Task prompt. Copy out all lines that carry the word "might".

Stored items from a collection
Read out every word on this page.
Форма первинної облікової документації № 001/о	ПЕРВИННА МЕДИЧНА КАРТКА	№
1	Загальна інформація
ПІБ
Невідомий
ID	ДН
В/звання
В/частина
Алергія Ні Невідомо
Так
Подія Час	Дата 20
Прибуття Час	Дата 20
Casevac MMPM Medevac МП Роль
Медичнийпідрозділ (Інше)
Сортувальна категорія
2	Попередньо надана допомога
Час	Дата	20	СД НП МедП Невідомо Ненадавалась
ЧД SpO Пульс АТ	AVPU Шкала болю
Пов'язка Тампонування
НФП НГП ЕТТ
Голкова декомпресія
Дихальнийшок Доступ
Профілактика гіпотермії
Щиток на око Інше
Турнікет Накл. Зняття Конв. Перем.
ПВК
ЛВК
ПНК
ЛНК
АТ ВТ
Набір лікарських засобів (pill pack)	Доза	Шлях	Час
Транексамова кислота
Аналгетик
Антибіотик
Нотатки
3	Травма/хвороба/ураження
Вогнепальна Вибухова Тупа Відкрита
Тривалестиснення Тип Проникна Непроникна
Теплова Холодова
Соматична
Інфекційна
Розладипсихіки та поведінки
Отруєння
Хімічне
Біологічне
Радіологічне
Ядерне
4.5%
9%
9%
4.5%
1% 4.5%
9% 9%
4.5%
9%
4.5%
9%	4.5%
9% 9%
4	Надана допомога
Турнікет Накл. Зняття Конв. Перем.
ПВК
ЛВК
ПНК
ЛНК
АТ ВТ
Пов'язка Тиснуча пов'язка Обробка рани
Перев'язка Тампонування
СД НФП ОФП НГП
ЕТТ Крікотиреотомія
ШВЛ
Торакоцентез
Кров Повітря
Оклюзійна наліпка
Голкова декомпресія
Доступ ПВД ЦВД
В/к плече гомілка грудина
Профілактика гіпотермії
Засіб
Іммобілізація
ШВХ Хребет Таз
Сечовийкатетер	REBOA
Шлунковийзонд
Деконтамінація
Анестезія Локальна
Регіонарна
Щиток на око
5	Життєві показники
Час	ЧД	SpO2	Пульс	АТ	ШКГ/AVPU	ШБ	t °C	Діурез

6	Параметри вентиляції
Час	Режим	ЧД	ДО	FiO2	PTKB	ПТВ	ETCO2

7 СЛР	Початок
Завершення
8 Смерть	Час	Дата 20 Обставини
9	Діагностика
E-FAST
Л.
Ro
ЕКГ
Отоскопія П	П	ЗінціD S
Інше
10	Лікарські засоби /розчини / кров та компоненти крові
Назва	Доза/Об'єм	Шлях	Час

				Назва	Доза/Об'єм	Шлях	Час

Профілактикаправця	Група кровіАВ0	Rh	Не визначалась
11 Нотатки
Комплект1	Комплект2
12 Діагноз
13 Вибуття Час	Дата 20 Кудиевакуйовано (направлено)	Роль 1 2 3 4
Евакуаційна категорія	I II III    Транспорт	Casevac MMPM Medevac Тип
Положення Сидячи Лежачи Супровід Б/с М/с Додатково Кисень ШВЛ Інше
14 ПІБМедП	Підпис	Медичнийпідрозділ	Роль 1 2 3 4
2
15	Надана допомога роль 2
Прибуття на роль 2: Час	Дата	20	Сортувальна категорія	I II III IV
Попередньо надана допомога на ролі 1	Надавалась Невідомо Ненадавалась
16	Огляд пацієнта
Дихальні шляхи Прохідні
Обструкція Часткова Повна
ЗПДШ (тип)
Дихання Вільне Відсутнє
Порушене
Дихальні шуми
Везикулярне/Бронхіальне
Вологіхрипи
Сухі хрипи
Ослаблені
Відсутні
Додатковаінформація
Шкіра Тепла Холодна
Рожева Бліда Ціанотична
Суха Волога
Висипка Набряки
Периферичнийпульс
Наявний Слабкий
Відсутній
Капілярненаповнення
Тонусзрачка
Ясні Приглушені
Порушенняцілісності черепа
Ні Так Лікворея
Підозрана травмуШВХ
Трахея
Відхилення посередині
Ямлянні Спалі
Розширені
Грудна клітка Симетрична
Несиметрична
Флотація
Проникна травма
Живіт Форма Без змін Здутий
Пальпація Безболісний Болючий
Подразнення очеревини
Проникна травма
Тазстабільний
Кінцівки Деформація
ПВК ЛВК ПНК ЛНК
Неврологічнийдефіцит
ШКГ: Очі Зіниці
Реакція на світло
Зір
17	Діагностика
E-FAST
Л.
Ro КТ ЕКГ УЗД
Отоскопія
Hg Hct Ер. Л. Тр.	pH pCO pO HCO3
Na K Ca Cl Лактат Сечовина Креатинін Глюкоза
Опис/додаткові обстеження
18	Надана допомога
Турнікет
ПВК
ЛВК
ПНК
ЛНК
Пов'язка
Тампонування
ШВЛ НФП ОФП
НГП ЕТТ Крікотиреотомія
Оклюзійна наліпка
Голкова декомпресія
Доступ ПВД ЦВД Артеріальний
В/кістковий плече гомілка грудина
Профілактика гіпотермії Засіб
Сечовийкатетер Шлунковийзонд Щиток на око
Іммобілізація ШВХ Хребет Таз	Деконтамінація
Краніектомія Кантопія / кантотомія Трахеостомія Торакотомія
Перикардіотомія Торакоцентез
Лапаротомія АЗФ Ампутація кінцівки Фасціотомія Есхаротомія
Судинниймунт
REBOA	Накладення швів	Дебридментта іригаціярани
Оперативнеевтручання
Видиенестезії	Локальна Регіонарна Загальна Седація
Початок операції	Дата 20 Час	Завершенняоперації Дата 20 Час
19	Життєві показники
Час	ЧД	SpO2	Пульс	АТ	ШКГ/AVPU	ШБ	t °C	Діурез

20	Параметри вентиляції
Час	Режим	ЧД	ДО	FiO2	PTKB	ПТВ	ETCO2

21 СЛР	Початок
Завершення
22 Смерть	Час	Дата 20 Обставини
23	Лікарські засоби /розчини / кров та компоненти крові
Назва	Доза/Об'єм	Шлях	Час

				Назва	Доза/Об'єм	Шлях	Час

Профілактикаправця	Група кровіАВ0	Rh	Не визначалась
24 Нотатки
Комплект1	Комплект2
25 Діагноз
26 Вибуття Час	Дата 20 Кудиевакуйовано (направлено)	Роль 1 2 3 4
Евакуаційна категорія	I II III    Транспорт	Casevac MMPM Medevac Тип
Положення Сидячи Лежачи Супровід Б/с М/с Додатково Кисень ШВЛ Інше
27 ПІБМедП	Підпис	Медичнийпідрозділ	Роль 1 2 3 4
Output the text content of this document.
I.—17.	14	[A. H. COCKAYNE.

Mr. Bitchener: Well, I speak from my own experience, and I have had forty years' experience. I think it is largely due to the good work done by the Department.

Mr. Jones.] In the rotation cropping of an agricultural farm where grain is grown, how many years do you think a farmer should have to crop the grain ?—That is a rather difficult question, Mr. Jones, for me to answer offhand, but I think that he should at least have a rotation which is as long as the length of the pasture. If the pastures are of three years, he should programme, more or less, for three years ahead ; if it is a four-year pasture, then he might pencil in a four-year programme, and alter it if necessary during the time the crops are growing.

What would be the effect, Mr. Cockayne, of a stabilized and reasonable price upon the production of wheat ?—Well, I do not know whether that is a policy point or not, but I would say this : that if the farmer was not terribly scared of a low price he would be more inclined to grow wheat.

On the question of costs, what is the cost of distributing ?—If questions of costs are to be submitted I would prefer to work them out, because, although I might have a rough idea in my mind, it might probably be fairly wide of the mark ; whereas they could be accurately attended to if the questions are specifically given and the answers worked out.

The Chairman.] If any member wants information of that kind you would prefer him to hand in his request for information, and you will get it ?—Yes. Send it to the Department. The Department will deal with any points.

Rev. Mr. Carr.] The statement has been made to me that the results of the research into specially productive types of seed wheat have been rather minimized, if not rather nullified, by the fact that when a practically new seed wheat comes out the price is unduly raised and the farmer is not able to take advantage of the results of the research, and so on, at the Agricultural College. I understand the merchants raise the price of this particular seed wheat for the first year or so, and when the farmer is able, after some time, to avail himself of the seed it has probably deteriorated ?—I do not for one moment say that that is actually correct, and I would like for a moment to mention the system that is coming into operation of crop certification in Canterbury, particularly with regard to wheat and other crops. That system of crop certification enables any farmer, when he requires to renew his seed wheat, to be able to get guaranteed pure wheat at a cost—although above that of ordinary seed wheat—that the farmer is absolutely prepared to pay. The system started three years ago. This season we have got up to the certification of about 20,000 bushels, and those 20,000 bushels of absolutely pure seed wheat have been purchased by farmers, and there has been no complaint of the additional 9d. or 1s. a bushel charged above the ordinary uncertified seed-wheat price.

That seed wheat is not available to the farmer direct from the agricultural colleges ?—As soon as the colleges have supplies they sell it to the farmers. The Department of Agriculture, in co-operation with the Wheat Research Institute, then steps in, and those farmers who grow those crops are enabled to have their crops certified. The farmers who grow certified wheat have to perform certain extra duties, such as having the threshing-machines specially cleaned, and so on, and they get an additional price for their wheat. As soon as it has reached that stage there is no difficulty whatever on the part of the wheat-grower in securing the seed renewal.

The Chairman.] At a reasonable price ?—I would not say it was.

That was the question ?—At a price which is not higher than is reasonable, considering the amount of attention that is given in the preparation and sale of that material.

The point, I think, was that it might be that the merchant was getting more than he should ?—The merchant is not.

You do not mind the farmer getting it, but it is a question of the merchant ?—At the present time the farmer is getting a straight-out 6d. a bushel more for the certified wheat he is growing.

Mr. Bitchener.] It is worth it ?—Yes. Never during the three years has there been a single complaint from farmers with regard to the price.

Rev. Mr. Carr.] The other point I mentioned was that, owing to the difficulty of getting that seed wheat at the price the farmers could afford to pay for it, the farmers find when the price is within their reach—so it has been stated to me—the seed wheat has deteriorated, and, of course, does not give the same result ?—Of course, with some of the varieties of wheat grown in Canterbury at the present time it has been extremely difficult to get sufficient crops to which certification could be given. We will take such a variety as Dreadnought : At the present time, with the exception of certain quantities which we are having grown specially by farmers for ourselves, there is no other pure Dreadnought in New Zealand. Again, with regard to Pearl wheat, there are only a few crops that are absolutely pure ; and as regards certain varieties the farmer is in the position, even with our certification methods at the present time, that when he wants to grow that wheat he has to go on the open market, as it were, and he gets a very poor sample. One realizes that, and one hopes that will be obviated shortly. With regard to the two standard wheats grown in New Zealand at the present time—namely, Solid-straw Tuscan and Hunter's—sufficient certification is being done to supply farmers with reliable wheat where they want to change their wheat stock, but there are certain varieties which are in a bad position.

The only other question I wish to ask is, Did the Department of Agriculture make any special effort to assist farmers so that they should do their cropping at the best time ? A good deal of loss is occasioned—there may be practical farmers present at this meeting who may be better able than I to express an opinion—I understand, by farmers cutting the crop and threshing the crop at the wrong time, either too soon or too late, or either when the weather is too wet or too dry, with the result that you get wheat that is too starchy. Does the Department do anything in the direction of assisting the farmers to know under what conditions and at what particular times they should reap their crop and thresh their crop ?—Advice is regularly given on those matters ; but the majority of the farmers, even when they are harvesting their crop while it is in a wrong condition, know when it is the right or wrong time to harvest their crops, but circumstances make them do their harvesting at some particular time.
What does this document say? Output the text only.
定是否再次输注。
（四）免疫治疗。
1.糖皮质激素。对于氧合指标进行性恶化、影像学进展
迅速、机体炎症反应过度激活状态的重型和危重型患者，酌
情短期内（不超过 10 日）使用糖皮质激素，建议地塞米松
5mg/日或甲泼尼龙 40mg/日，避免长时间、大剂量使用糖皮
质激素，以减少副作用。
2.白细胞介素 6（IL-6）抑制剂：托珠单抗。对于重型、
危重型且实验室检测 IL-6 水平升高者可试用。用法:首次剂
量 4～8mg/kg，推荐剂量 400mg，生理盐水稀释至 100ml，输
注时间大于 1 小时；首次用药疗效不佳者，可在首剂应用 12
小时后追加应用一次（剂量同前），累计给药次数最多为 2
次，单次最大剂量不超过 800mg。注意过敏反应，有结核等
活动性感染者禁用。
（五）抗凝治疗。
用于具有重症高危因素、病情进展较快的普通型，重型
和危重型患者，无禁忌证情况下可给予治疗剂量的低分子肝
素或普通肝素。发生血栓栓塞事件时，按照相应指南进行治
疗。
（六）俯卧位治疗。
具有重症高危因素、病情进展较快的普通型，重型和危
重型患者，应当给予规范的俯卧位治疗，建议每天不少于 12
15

Task answer.
Mr. Jones.] In the rotation cropping of an agricultural farm where grain is grown, how many years do you think a farmer should have to crop the grain ?—That is a rather difficult question, Mr. Jones, for me to answer offhand, but I think that he should at least have a rotation which is as long as the length of the pasture. If the pastures are of three years, he should programme, more or less, for three years ahead ; if it is a four-year pasture, then he might pencil in a four-year programme, and alter it if necessary during the time the crops are growing.
On the question of costs, what is the cost of distributing ?—If questions of costs are to be submitted I would prefer to work them out, because, although I might have a rough idea in my mind, it might probably be fairly wide of the mark ; whereas they could be accurately attended to if the questions are specifically given and the answers worked out.
The point, I think, was that it might be that the merchant was getting more than he should ?—The merchant is not.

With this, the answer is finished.